- _Goal_: Track down the lines that contain "hammer" and copy them.
== Task data ==
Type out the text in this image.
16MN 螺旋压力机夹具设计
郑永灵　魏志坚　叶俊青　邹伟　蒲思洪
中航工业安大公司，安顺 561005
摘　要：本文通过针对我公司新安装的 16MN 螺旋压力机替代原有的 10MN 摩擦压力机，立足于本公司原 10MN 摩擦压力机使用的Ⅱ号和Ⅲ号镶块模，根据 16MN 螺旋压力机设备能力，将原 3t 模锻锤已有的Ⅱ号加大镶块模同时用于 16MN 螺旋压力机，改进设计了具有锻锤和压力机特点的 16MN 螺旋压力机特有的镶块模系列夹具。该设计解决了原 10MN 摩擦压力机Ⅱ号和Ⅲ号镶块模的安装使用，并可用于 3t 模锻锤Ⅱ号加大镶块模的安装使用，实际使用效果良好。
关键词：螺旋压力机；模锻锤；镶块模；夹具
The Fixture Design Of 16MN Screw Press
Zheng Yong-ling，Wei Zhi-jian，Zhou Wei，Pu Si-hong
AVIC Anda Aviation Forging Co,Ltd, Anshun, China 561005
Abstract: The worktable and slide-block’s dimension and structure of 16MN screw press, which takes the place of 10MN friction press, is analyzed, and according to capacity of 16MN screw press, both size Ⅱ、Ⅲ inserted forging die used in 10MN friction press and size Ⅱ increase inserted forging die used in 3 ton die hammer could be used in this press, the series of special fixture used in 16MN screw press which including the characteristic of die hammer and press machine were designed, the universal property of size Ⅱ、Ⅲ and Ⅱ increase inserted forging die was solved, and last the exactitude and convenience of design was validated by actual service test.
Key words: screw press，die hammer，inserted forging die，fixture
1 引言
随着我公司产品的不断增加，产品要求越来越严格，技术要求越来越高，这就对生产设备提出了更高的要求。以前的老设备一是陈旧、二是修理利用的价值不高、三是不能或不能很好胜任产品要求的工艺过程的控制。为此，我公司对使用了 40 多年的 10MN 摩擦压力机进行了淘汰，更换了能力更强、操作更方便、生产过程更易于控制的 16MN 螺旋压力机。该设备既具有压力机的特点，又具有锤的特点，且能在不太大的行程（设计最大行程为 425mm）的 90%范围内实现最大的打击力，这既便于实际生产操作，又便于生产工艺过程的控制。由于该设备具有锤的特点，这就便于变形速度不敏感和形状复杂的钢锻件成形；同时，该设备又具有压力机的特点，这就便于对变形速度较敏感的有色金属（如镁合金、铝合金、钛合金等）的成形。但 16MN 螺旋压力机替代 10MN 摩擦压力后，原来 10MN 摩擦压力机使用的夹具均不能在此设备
===
- _Solution to the exercise_:
Abstract: The worktable and slide-block’s dimension and structure of 16MN screw press, which takes the place of 10MN friction press, is analyzed, and according to capacity of 16MN screw press, both size Ⅱ、Ⅲ inserted forging die used in 10MN friction press and size Ⅱ increase inserted forging die used in 3 ton die hammer could be used in this press, the series of special fixture used in 16MN screw press which including the characteristic of die hammer and press machine were designed, the universal property of size Ⅱ、Ⅲ and Ⅱ increase inserted forging die was solved, and last the exactitude and convenience of design was validated by actual service test.
Key words: screw press，die hammer，inserted forging die，fixture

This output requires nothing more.